Task goal
Transcribe every line of the records verbatim.

Data shown
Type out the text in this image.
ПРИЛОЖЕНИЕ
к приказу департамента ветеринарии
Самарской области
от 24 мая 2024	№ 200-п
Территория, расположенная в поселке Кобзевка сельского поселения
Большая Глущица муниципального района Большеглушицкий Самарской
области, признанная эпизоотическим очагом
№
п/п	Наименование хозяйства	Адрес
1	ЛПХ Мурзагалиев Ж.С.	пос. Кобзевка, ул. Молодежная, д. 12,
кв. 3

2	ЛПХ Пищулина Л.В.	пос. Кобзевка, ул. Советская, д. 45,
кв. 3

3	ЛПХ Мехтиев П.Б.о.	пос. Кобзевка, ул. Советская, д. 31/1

Answer to this problem
Type out the text in this image.
ПРИЛОЖЕНИЕ
к приказу департамента ветеринарии
Самарской области
от 24 мая 2024	№ 200-п
Территория, расположенная в поселке Кобзевка сельского поселения
Большая Глущица муниципального района Большеглушицкий Самарской
области, признанная эпизоотическим очагом
№
п/п	Наименование хозяйства	Адрес
1	ЛПХ Мурзагалиев Ж.С.	пос. Кобзевка, ул. Молодежная, д. 12,
кв. 3

2	ЛПХ Пищулина Л.В.	пос. Кобзевка, ул. Советская, д. 45,
кв. 3

3	ЛПХ Мехтиев П.Б.о.	пос. Кобзевка, ул. Советская, д. 31/1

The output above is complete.